EXERCISE DETAILS:
Return the count of lines that mention "композитных", with no other words.

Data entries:
Start

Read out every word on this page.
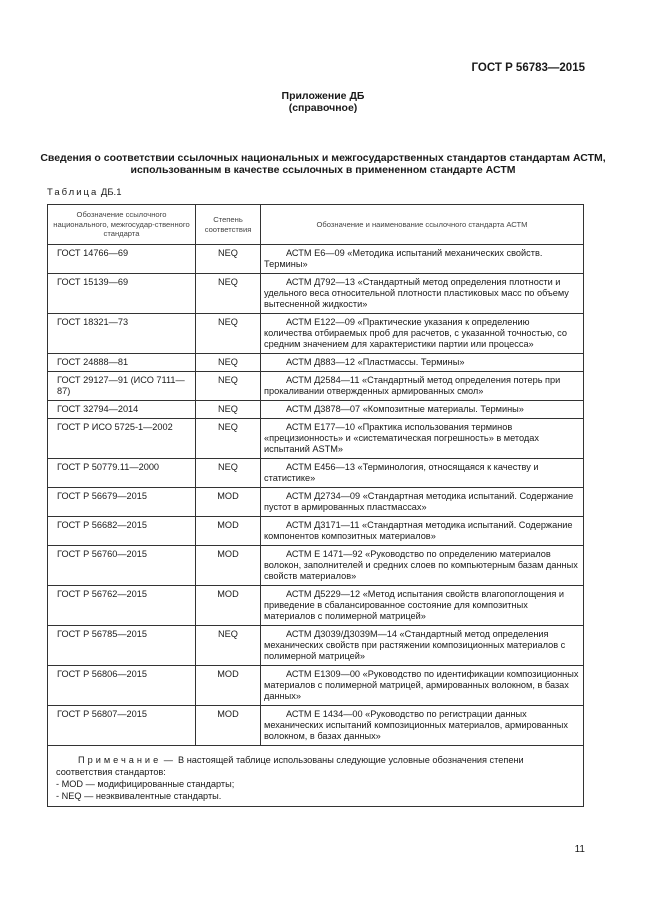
ГОСТ Р 56783—2015
Приложение ДБ
(справочное)
Сведения о соответствии ссылочных национальных и межгосударственных стандартов стандартам АСТМ, использованным в качестве ссылочных в примененном стандарте АСТМ
Таблица ДБ.1
Обозначение ссылочного национального, межгосудар-ственного стандарта	Степень соответствия	Обозначение и наименование ссылочного стандарта АСТМ
ГОСТ 14766—69	NEQ	АСТМ Е6—09 «Методика испытаний механических свойств. Термины»
ГОСТ 15139—69	NEQ	АСТМ Д792—13 «Стандартный метод определения плотности и удельного веса относительной плотности пластиковых масс по объему вытесненной жидкости»
ГОСТ 18321—73	NEQ	АСТМ Е122—09 «Практические указания к определению количества отбираемых проб для расчетов, с указанной точностью, со средним значением для характеристики партии или процесса»
ГОСТ 24888—81	NEQ	АСТМ Д883—12 «Пластмассы. Термины»
ГОСТ 29127—91 (ИСО 7111—87)	NEQ	АСТМ Д2584—11 «Стандартный метод определения потерь при прокаливании отвержденных армированных смол»
ГОСТ 32794—2014	NEQ	АСТМ Д3878—07 «Композитные материалы. Термины»
ГОСТ Р ИСО 5725-1—2002	NEQ	АСТМ Е177—10 «Практика использования терминов «прецизионность» и «систематическая погрешность» в методах испытаний ASTM»
ГОСТ Р 50779.11—2000	NEQ	АСТМ Е456—13 «Терминология, относящаяся к качеству и статистике»
ГОСТ Р 56679—2015	MOD	АСТМ Д2734—09 «Стандартная методика испытаний. Содержание пустот в армированных пластмассах»
ГОСТ Р 56682—2015	MOD	АСТМ Д3171—11 «Стандартная методика испытаний. Содержание компонентов композитных материалов»
ГОСТ Р 56760—2015	MOD	АСТМ Е 1471—92 «Руководство по определению материалов волокон, заполнителей и средних слоев по компьютерным базам данных свойств материалов»
ГОСТ Р 56762—2015	MOD	АСТМ Д5229—12 «Метод испытания свойств влагопоглощения и приведение в сбалансированное состояние для композитных материалов с полимерной матрицей»
ГОСТ Р 56785—2015	NEQ	АСТМ Д3039/Д3039М—14 «Стандартный метод определения механических свойств при растяжении композиционных материалов с полимерной матрицей»
ГОСТ Р 56806—2015	MOD	АСТМ Е1309—00 «Руководство по идентификации композиционных материалов с полимерной матрицей, армированных волокном, в базах данных»
ГОСТ Р 56807—2015	MOD	АСТМ Е 1434—00 «Руководство по регистрации данных механических испытаний композиционных материалов, армированных волокном, в базах данных»

Примечание — В настоящей таблице использованы следующие условные обозначения степени соответствия стандартов:
- MOD — модифицированные стандарты;
- NEQ — неэквивалентные стандарты.		
11
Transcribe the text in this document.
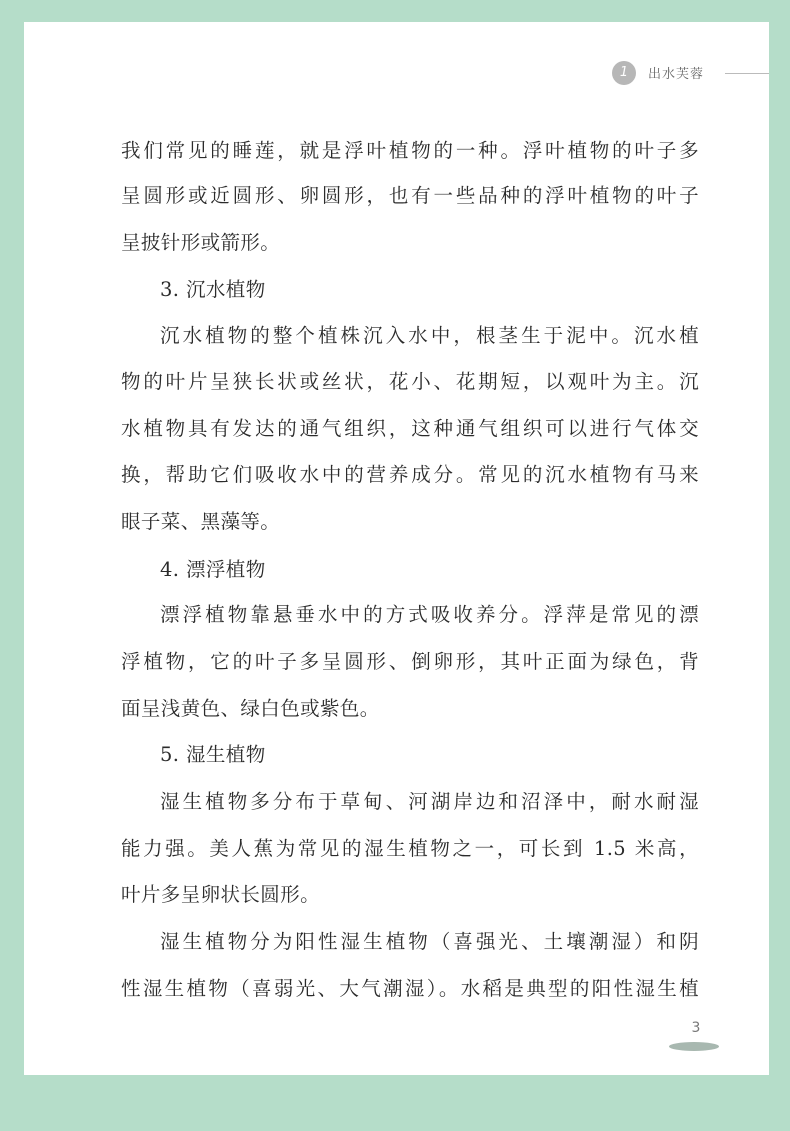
1	出水芙蓉
我们常见的睡莲，就是浮叶植物的一种。浮叶植物的叶子多
呈圆形或近圆形、卵圆形，也有一些品种的浮叶植物的叶子
呈披针形或箭形。
3. 沉水植物
沉水植物的整个植株沉入水中，根茎生于泥中。沉水植
物的叶片呈狭长状或丝状，花小、花期短，以观叶为主。沉
水植物具有发达的通气组织，这种通气组织可以进行气体交
换，帮助它们吸收水中的营养成分。常见的沉水植物有马来
眼子菜、黑藻等。
4. 漂浮植物
漂浮植物靠悬垂水中的方式吸收养分。浮萍是常见的漂
浮植物，它的叶子多呈圆形、倒卵形，其叶正面为绿色，背
面呈浅黄色、绿白色或紫色。
5. 湿生植物
湿生植物多分布于草甸、河湖岸边和沼泽中，耐水耐湿
能力强。美人蕉为常见的湿生植物之一，可长到 1.5 米高，
叶片多呈卵状长圆形。
湿生植物分为阳性湿生植物（喜强光、土壤潮湿）和阴
性湿生植物（喜弱光、大气潮湿）。水稻是典型的阳性湿生植
3
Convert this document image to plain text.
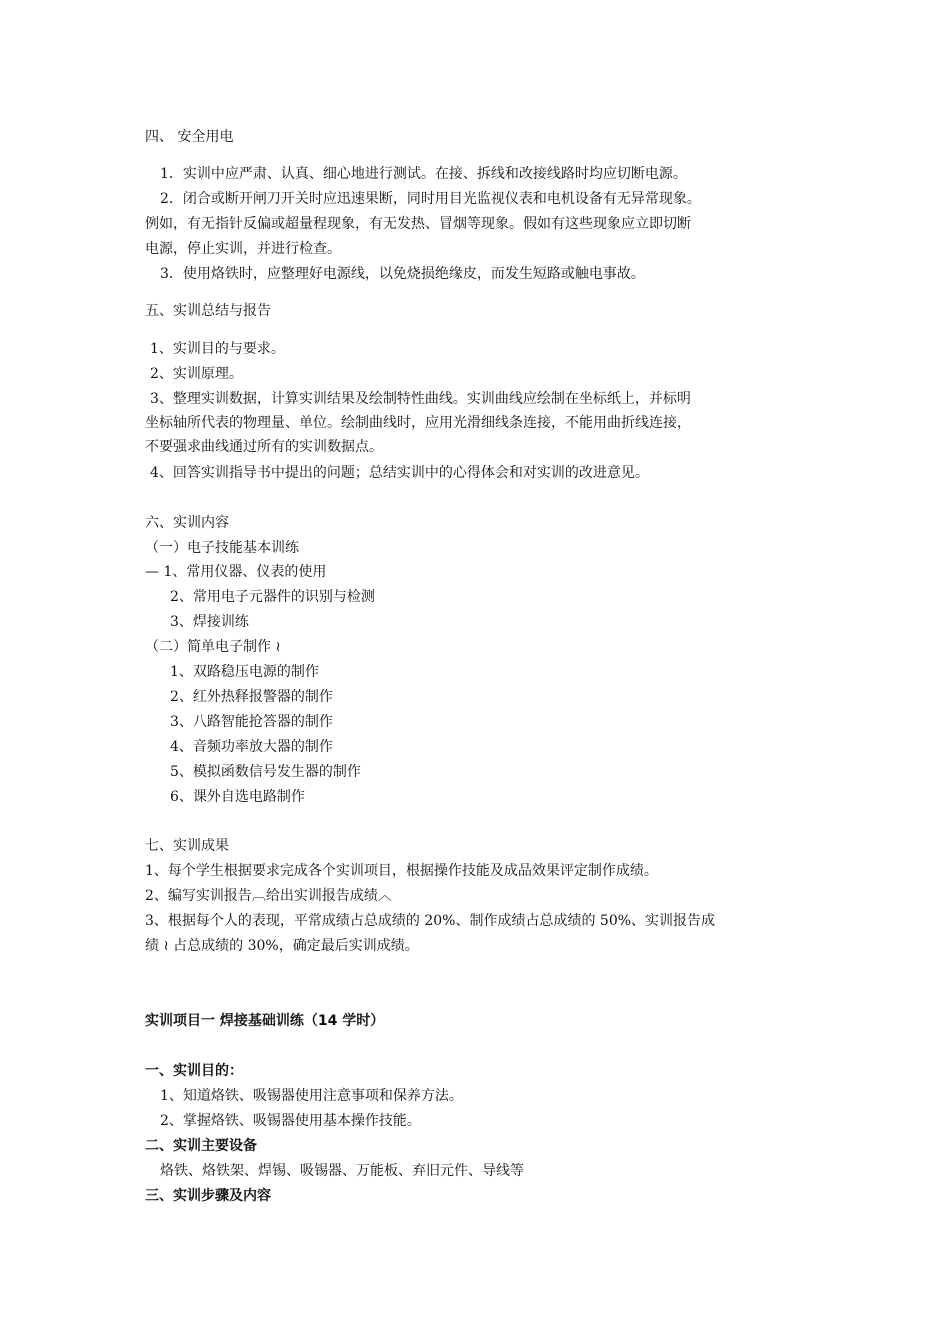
四、 安全用电
1．实训中应严肃、认真、细心地进行测试。在接、拆线和改接线路时均应切断电源。
2．闭合或断开闸刀开关时应迅速果断，同时用目光监视仪表和电机设备有无异常现象。
例如，有无指针反偏或超量程现象，有无发热、冒烟等现象。假如有这些现象应立即切断
电源，停止实训，并进行检查。
3．使用烙铁时，应整理好电源线，以免烧损绝缘皮，而发生短路或触电事故。
五、实训总结与报告
1、实训目的与要求。
2、实训原理。
3、整理实训数据，计算实训结果及绘制特性曲线。实训曲线应绘制在坐标纸上，并标明
坐标轴所代表的物理量、单位。绘制曲线时，应用光滑细线条连接，不能用曲折线连接，
不要强求曲线通过所有的实训数据点。
4、回答实训指导书中提出的问题；总结实训中的心得体会和对实训的改进意见。
六、实训内容
（一）电子技能基本训练
— 1、常用仪器、仪表的使用
2、常用电子元器件的识别与检测
3、焊接训练
（二）简单电子制作 ≀
1、双路稳压电源的制作
2、红外热释报警器的制作
3、八路智能抢答器的制作
4、音频功率放大器的制作
5、模拟函数信号发生器的制作
6、课外自选电路制作
七、实训成果
1、每个学生根据要求完成各个实训项目，根据操作技能及成品效果评定制作成绩。
2、编写实训报告︹给出实训报告成绩︿
3、根据每个人的表现，平常成绩占总成绩的 20%、制作成绩占总成绩的 50%、实训报告成
绩 ≀ 占总成绩的 30%，确定最后实训成绩。
实训项目一 焊接基础训练（14 学时）
一、实训目的：
1、知道烙铁、吸锡器使用注意事项和保养方法。
2、掌握烙铁、吸锡器使用基本操作技能。
二、实训主要设备
烙铁、烙铁架、焊锡、吸锡器、万能板、弃旧元件、导线等
三、实训步骤及内容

End

RIGHT ANSWER:
2